• **Exercise description**
Set the listing down again in full, word for word, with the pictures left out.
Start Records for this task
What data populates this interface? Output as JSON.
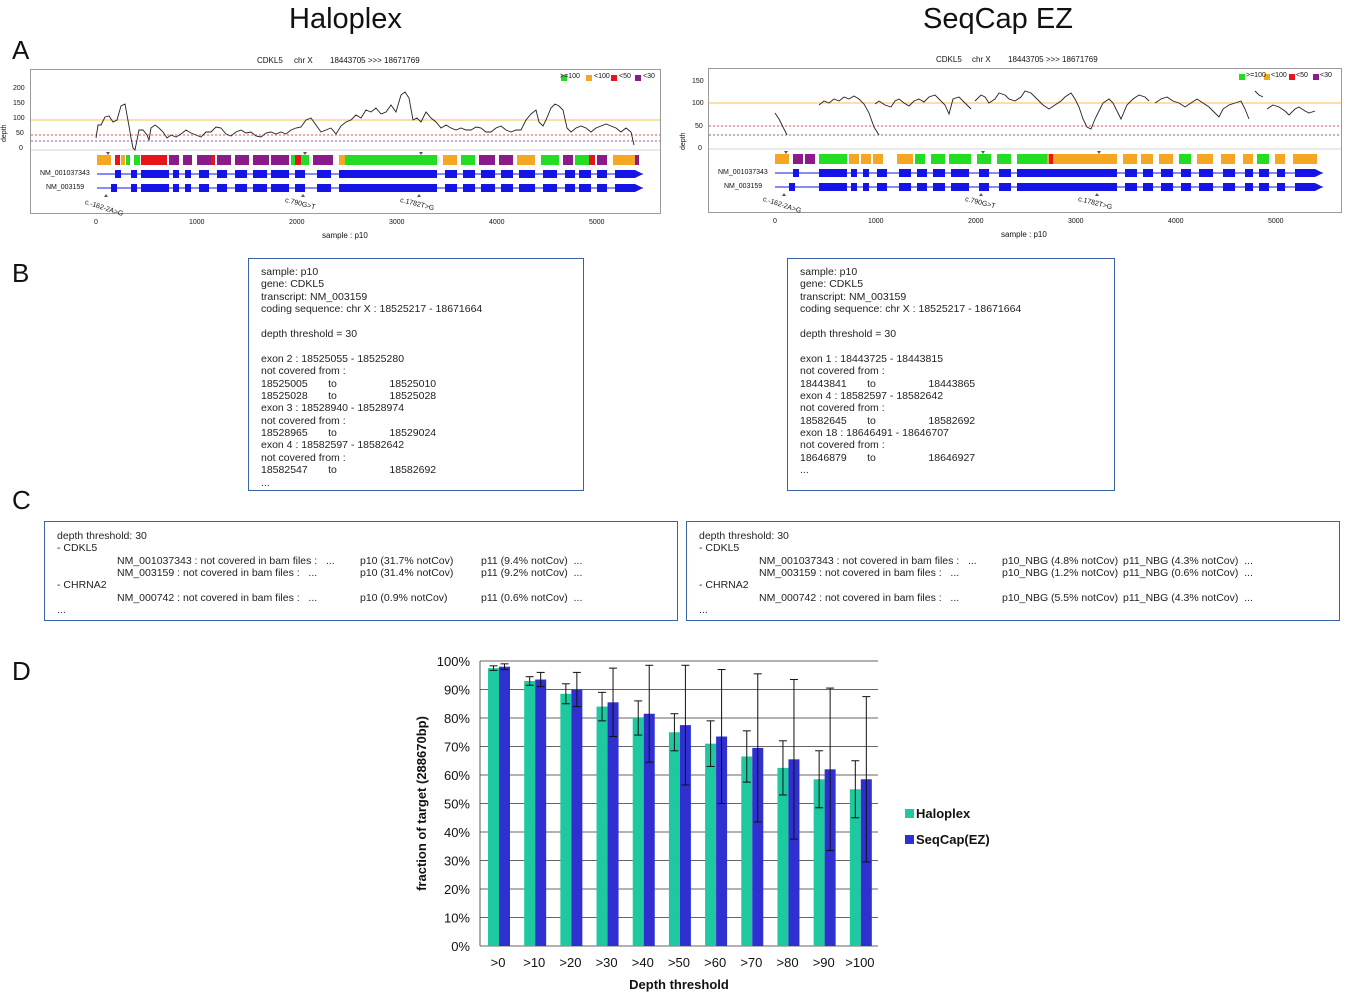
{
  "columns": {
    "left": "Haloplex",
    "right": "SeqCap EZ"
  },
  "panel_labels": {
    "a": "A",
    "b": "B",
    "c": "C",
    "d": "D"
  },
  "panel_a": {
    "left": {
      "header": {
        "gene": "CDKL5",
        "chrom": "chr X",
        "range": "18443705 >>> 18671769"
      },
      "ylabel": "depth",
      "yticks": [
        "200",
        "150",
        "100",
        "50",
        "0"
      ],
      "xticks": [
        "0",
        "1000",
        "2000",
        "3000",
        "4000",
        "5000"
      ],
      "xlabel": "sample : p10",
      "legend": [
        ">=100",
        "<100",
        "<50",
        "<30"
      ],
      "transcripts": [
        "NM_001037343",
        "NM_003159"
      ],
      "variants": [
        "c.-162-2A>G",
        "c.790G>T",
        "c.1782T>G"
      ]
    },
    "right": {
      "header": {
        "gene": "CDKL5",
        "chrom": "chr X",
        "range": "18443705 >>> 18671769"
      },
      "ylabel": "depth",
      "yticks": [
        "150",
        "100",
        "50",
        "0"
      ],
      "xticks": [
        "0",
        "1000",
        "2000",
        "3000",
        "4000",
        "5000"
      ],
      "xlabel": "sample : p10",
      "legend": [
        ">=100",
        "<100",
        "<50",
        "<30"
      ],
      "transcripts": [
        "NM_001037343",
        "NM_003159"
      ],
      "variants": [
        "c.-162-2A>G",
        "c.790G>T",
        "c.1782T>G"
      ]
    },
    "colors": {
      "ge100": "#22dd22",
      "lt100": "#f5a623",
      "lt50": "#e8141c",
      "lt30": "#8b1a8b",
      "exon": "#1414e6"
    }
  },
  "panel_b": {
    "left": [
      "sample: p10",
      "gene: CDKL5",
      "transcript: NM_003159",
      "coding sequence: chr X : 18525217 - 18671664",
      "",
      "depth threshold = 30",
      "",
      "exon 2 : 18525055 - 18525280",
      "not covered from :",
      "18525005       to                  18525010",
      "18525028       to                  18525028",
      "exon 3 : 18528940 - 18528974",
      "not covered from :",
      "18528965       to                  18529024",
      "exon 4 : 18582597 - 18582642",
      "not covered from :",
      "18582547       to                  18582692",
      "..."
    ],
    "right": [
      "sample: p10",
      "gene: CDKL5",
      "transcript: NM_003159",
      "coding sequence: chr X : 18525217 - 18671664",
      "",
      "depth threshold = 30",
      "",
      "exon 1 : 18443725 - 18443815",
      "not covered from :",
      "18443841       to                  18443865",
      "exon 4 : 18582597 - 18582642",
      "not covered from :",
      "18582645       to                  18582692",
      "exon 18 : 18646491 - 18646707",
      "not covered from :",
      "18646879       to                  18646927",
      "..."
    ]
  },
  "panel_c": {
    "left": {
      "threshold": "depth threshold: 30",
      "gene1": "- CDKL5",
      "r1": "NM_001037343 : not covered in bam files :   ...",
      "r1a": "p10 (31.7% notCov)",
      "r1b": "p11 (9.4% notCov)  ...",
      "r2": "NM_003159 : not covered in bam files :   ...",
      "r2a": "p10 (31.4% notCov)",
      "r2b": "p11 (9.2% notCov)  ...",
      "gene2": "- CHRNA2",
      "r3": "NM_000742 : not covered in bam files :   ...",
      "r3a": "p10 (0.9% notCov)",
      "r3b": "p11 (0.6% notCov)  ...",
      "more": "..."
    },
    "right": {
      "threshold": "depth threshold: 30",
      "gene1": "- CDKL5",
      "r1": "NM_001037343 : not covered in bam files :   ...",
      "r1a": "p10_NBG (4.8% notCov)",
      "r1b": "p11_NBG (4.3% notCov)  ...",
      "r2": "NM_003159 : not covered in bam files :   ...",
      "r2a": "p10_NBG (1.2% notCov)",
      "r2b": "p11_NBG (0.6% notCov)  ...",
      "gene2": "- CHRNA2",
      "r3": "NM_000742 : not covered in bam files :   ...",
      "r3a": "p10_NBG (5.5% notCov)",
      "r3b": "p11_NBG (4.3% notCov)  ...",
      "more": "..."
    }
  },
  "chart_data": {
    "type": "bar",
    "categories": [
      ">0",
      ">10",
      ">20",
      ">30",
      ">40",
      ">50",
      ">60",
      ">70",
      ">80",
      ">90",
      ">100"
    ],
    "series": [
      {
        "name": "Haloplex",
        "color": "#1fc9a0",
        "values": [
          97.5,
          93,
          88.5,
          84,
          80,
          75,
          71,
          66.5,
          62.5,
          58.5,
          55
        ],
        "error": [
          0.8,
          1.5,
          3.5,
          5,
          6,
          6.5,
          8,
          9,
          9.5,
          10,
          10
        ]
      },
      {
        "name": "SeqCap(EZ)",
        "color": "#3030d0",
        "values": [
          98,
          93.5,
          90,
          85.5,
          81.5,
          77.5,
          73.5,
          69.5,
          65.5,
          62,
          58.5
        ],
        "error": [
          1,
          2.5,
          6,
          12,
          17,
          21,
          23.5,
          26,
          28,
          28.5,
          29
        ]
      }
    ],
    "ylabel": "fraction of target (288670bp)",
    "xlabel": "Depth threshold",
    "ylim": [
      0,
      100
    ],
    "yticks": [
      "0%",
      "10%",
      "20%",
      "30%",
      "40%",
      "50%",
      "60%",
      "70%",
      "80%",
      "90%",
      "100%"
    ],
    "grid": true,
    "legend_position": "right"
  }
}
End Records for this task
• **Result of the exercise**
What data populates this interface? Output as JSON.
{
  "columns": {
    "left": "Haloplex",
    "right": "SeqCap EZ"
  },
  "panel_labels": {
    "a": "A",
    "b": "B",
    "c": "C",
    "d": "D"
  },
  "panel_a": {
    "left": {
      "header": {
        "gene": "CDKL5",
        "chrom": "chr X",
        "range": "18443705 >>> 18671769"
      },
      "ylabel": "depth",
      "yticks": [
        "200",
        "150",
        "100",
        "50",
        "0"
      ],
      "xticks": [
        "0",
        "1000",
        "2000",
        "3000",
        "4000",
        "5000"
      ],
      "xlabel": "sample : p10",
      "legend": [
        ">=100",
        "<100",
        "<50",
        "<30"
      ],
      "transcripts": [
        "NM_001037343",
        "NM_003159"
      ],
      "variants": [
        "c.-162-2A>G",
        "c.790G>T",
        "c.1782T>G"
      ]
    },
    "right": {
      "header": {
        "gene": "CDKL5",
        "chrom": "chr X",
        "range": "18443705 >>> 18671769"
      },
      "ylabel": "depth",
      "yticks": [
        "150",
        "100",
        "50",
        "0"
      ],
      "xticks": [
        "0",
        "1000",
        "2000",
        "3000",
        "4000",
        "5000"
      ],
      "xlabel": "sample : p10",
      "legend": [
        ">=100",
        "<100",
        "<50",
        "<30"
      ],
      "transcripts": [
        "NM_001037343",
        "NM_003159"
      ],
      "variants": [
        "c.-162-2A>G",
        "c.790G>T",
        "c.1782T>G"
      ]
    },
    "colors": {
      "ge100": "#22dd22",
      "lt100": "#f5a623",
      "lt50": "#e8141c",
      "lt30": "#8b1a8b",
      "exon": "#1414e6"
    }
  },
  "panel_b": {
    "left": [
      "sample: p10",
      "gene: CDKL5",
      "transcript: NM_003159",
      "coding sequence: chr X : 18525217 - 18671664",
      "",
      "depth threshold = 30",
      "",
      "exon 2 : 18525055 - 18525280",
      "not covered from :",
      "18525005       to                  18525010",
      "18525028       to                  18525028",
      "exon 3 : 18528940 - 18528974",
      "not covered from :",
      "18528965       to                  18529024",
      "exon 4 : 18582597 - 18582642",
      "not covered from :",
      "18582547       to                  18582692",
      "..."
    ],
    "right": [
      "sample: p10",
      "gene: CDKL5",
      "transcript: NM_003159",
      "coding sequence: chr X : 18525217 - 18671664",
      "",
      "depth threshold = 30",
      "",
      "exon 1 : 18443725 - 18443815",
      "not covered from :",
      "18443841       to                  18443865",
      "exon 4 : 18582597 - 18582642",
      "not covered from :",
      "18582645       to                  18582692",
      "exon 18 : 18646491 - 18646707",
      "not covered from :",
      "18646879       to                  18646927",
      "..."
    ]
  },
  "panel_c": {
    "left": {
      "threshold": "depth threshold: 30",
      "gene1": "- CDKL5",
      "r1": "NM_001037343 : not covered in bam files :   ...",
      "r1a": "p10 (31.7% notCov)",
      "r1b": "p11 (9.4% notCov)  ...",
      "r2": "NM_003159 : not covered in bam files :   ...",
      "r2a": "p10 (31.4% notCov)",
      "r2b": "p11 (9.2% notCov)  ...",
      "gene2": "- CHRNA2",
      "r3": "NM_000742 : not covered in bam files :   ...",
      "r3a": "p10 (0.9% notCov)",
      "r3b": "p11 (0.6% notCov)  ...",
      "more": "..."
    },
    "right": {
      "threshold": "depth threshold: 30",
      "gene1": "- CDKL5",
      "r1": "NM_001037343 : not covered in bam files :   ...",
      "r1a": "p10_NBG (4.8% notCov)",
      "r1b": "p11_NBG (4.3% notCov)  ...",
      "r2": "NM_003159 : not covered in bam files :   ...",
      "r2a": "p10_NBG (1.2% notCov)",
      "r2b": "p11_NBG (0.6% notCov)  ...",
      "gene2": "- CHRNA2",
      "r3": "NM_000742 : not covered in bam files :   ...",
      "r3a": "p10_NBG (5.5% notCov)",
      "r3b": "p11_NBG (4.3% notCov)  ...",
      "more": "..."
    }
  },
  "chart_data": {
    "type": "bar",
    "categories": [
      ">0",
      ">10",
      ">20",
      ">30",
      ">40",
      ">50",
      ">60",
      ">70",
      ">80",
      ">90",
      ">100"
    ],
    "series": [
      {
        "name": "Haloplex",
        "color": "#1fc9a0",
        "values": [
          97.5,
          93,
          88.5,
          84,
          80,
          75,
          71,
          66.5,
          62.5,
          58.5,
          55
        ],
        "error": [
          0.8,
          1.5,
          3.5,
          5,
          6,
          6.5,
          8,
          9,
          9.5,
          10,
          10
        ]
      },
      {
        "name": "SeqCap(EZ)",
        "color": "#3030d0",
        "values": [
          98,
          93.5,
          90,
          85.5,
          81.5,
          77.5,
          73.5,
          69.5,
          65.5,
          62,
          58.5
        ],
        "error": [
          1,
          2.5,
          6,
          12,
          17,
          21,
          23.5,
          26,
          28,
          28.5,
          29
        ]
      }
    ],
    "ylabel": "fraction of target (288670bp)",
    "xlabel": "Depth threshold",
    "ylim": [
      0,
      100
    ],
    "yticks": [
      "0%",
      "10%",
      "20%",
      "30%",
      "40%",
      "50%",
      "60%",
      "70%",
      "80%",
      "90%",
      "100%"
    ],
    "grid": true,
    "legend_position": "right"
  }
}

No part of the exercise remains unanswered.